(Dataset records)
□ □ □ □
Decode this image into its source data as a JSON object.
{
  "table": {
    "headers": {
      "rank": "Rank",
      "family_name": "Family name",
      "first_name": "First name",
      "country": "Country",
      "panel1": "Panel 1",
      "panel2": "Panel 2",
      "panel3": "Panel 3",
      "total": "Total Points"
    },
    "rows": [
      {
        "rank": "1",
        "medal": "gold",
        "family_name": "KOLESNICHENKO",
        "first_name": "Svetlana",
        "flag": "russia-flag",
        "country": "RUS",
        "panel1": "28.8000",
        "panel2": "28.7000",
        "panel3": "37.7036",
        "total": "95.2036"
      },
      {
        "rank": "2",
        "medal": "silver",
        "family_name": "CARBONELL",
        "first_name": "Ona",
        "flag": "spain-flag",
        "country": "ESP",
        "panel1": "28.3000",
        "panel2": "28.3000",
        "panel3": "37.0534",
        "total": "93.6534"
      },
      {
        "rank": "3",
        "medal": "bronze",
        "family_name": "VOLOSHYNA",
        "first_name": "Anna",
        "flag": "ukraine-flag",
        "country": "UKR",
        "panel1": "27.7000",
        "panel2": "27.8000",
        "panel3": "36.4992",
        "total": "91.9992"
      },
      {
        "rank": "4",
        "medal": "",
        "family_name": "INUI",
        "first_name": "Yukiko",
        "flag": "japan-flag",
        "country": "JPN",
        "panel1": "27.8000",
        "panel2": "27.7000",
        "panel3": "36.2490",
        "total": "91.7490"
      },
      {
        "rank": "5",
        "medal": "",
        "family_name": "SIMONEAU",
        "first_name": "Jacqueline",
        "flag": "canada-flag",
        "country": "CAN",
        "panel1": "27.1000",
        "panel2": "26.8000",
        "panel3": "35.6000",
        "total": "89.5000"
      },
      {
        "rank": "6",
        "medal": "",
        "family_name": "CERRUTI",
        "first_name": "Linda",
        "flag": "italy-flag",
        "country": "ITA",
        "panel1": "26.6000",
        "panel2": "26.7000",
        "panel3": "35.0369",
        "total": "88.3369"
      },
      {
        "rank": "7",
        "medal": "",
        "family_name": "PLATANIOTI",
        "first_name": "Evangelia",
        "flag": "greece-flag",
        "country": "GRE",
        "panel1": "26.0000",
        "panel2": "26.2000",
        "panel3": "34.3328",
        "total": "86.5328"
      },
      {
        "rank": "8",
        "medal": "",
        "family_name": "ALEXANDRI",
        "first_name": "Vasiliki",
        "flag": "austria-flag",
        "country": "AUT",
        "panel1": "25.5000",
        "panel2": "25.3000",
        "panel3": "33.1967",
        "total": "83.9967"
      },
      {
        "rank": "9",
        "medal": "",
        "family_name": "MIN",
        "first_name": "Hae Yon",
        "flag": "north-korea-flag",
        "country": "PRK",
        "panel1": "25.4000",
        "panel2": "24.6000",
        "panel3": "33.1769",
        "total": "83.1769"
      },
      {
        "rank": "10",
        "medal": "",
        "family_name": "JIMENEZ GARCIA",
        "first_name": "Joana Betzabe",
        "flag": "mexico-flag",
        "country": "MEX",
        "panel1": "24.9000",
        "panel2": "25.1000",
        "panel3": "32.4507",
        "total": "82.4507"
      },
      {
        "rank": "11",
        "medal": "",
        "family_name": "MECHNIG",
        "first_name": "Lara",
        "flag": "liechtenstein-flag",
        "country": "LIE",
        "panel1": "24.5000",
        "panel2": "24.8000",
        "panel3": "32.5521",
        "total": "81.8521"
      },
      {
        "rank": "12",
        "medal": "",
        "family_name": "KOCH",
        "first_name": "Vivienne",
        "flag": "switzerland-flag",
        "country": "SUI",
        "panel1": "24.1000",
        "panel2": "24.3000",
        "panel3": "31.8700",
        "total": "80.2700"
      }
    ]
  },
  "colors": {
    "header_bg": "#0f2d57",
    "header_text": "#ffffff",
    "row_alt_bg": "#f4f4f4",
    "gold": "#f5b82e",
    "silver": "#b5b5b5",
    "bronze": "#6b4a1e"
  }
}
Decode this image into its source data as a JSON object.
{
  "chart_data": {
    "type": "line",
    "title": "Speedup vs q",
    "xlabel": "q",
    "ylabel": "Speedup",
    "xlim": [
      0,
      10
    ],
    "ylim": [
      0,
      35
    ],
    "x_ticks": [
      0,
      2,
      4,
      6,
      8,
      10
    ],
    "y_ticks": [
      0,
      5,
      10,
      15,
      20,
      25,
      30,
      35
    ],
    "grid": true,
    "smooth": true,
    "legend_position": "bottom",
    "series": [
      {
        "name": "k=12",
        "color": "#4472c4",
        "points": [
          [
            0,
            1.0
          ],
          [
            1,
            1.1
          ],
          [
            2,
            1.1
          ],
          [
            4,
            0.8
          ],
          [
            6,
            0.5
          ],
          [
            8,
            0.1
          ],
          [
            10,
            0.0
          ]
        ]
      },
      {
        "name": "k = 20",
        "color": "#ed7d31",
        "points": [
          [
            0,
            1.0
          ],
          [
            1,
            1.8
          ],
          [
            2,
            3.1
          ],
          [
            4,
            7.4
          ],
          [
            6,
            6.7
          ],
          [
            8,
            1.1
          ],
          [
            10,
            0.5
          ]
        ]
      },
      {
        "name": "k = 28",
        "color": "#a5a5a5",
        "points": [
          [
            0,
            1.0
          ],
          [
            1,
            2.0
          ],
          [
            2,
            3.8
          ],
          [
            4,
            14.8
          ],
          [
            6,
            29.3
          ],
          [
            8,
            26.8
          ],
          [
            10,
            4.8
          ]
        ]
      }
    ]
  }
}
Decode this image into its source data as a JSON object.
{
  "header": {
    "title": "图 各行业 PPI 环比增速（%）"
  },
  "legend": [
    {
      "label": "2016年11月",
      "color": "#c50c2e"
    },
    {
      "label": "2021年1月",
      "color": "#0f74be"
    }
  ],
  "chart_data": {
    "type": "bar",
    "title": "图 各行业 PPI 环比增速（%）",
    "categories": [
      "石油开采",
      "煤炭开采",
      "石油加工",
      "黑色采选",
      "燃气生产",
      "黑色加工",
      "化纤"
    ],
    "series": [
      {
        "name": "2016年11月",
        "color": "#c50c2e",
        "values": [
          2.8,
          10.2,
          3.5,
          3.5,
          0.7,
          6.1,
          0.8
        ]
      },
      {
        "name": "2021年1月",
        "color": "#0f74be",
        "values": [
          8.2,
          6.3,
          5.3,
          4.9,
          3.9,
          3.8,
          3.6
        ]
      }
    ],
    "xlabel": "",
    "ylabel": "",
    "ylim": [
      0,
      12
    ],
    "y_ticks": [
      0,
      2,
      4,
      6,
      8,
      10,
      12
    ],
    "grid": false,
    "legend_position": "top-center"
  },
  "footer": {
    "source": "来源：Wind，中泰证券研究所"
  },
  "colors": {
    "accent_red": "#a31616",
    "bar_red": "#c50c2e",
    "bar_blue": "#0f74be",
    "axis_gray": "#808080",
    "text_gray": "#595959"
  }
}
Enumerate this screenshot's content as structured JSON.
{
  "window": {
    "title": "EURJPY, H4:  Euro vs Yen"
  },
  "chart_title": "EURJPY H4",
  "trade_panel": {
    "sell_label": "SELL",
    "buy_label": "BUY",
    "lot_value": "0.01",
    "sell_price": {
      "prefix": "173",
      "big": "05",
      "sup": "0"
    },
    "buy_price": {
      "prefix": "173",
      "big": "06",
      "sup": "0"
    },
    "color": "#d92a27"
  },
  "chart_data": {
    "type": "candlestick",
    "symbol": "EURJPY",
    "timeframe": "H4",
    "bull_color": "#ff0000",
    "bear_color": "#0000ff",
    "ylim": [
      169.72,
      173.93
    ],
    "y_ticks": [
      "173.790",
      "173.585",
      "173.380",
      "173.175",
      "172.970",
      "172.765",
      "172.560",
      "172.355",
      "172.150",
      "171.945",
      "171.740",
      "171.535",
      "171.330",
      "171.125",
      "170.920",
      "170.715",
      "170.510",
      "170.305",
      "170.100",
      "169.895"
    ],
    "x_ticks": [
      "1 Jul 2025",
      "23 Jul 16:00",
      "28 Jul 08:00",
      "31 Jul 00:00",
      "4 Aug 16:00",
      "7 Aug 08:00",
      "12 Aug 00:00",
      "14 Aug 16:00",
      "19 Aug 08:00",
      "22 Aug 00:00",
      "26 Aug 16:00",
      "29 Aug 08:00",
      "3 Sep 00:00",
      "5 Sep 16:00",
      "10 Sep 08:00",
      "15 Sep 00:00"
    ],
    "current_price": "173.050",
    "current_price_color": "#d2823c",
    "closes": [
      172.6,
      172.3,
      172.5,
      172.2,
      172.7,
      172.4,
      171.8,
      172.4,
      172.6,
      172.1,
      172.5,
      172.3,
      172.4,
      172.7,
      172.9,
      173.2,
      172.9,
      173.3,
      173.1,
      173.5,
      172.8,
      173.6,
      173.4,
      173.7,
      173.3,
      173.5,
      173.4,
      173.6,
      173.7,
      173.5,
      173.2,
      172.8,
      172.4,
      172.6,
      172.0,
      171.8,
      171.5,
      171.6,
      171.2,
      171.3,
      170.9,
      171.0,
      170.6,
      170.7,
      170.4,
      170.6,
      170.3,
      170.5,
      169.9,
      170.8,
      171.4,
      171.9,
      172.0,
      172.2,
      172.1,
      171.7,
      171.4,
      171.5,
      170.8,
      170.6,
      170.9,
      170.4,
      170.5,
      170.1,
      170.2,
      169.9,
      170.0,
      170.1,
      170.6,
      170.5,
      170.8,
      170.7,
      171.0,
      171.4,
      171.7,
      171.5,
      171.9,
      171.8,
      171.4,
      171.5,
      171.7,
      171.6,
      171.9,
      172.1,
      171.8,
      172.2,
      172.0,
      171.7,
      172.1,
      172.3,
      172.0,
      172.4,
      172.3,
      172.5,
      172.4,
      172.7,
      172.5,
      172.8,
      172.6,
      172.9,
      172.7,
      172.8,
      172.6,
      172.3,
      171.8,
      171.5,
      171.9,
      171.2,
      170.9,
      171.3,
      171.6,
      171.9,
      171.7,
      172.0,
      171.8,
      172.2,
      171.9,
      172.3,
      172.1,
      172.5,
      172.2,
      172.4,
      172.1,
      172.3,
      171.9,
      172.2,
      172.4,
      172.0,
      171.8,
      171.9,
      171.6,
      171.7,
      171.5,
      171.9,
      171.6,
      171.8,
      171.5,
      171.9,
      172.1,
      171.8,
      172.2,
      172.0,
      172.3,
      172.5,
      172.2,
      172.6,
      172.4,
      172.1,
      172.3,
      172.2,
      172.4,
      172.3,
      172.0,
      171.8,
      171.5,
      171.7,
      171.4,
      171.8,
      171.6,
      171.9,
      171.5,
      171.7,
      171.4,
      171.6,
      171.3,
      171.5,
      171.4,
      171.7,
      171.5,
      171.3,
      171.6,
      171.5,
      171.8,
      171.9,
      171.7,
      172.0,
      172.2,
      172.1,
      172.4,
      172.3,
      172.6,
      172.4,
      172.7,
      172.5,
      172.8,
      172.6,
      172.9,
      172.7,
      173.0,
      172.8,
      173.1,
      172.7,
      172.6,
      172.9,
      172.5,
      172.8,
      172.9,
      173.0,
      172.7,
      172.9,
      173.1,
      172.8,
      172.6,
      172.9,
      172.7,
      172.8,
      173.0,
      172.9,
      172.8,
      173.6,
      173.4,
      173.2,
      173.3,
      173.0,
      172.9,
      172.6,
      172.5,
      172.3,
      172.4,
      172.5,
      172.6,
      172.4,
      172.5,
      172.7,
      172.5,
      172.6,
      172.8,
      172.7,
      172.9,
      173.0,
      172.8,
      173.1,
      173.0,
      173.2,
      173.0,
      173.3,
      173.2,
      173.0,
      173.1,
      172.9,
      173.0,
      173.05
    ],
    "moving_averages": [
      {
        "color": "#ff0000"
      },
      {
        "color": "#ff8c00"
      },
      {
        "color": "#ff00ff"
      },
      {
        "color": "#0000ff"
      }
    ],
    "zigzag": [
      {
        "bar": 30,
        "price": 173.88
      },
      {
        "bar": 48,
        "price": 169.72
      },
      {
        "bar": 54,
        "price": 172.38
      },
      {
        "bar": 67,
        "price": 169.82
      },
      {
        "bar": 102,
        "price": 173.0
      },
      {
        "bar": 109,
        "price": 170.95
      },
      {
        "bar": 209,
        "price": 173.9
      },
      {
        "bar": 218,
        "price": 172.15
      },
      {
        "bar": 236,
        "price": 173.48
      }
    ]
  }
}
□ □ □ □
[Exercise task] How many lines of these entries contain the string "type"? Reply with the number alone.

[Worked answer] 3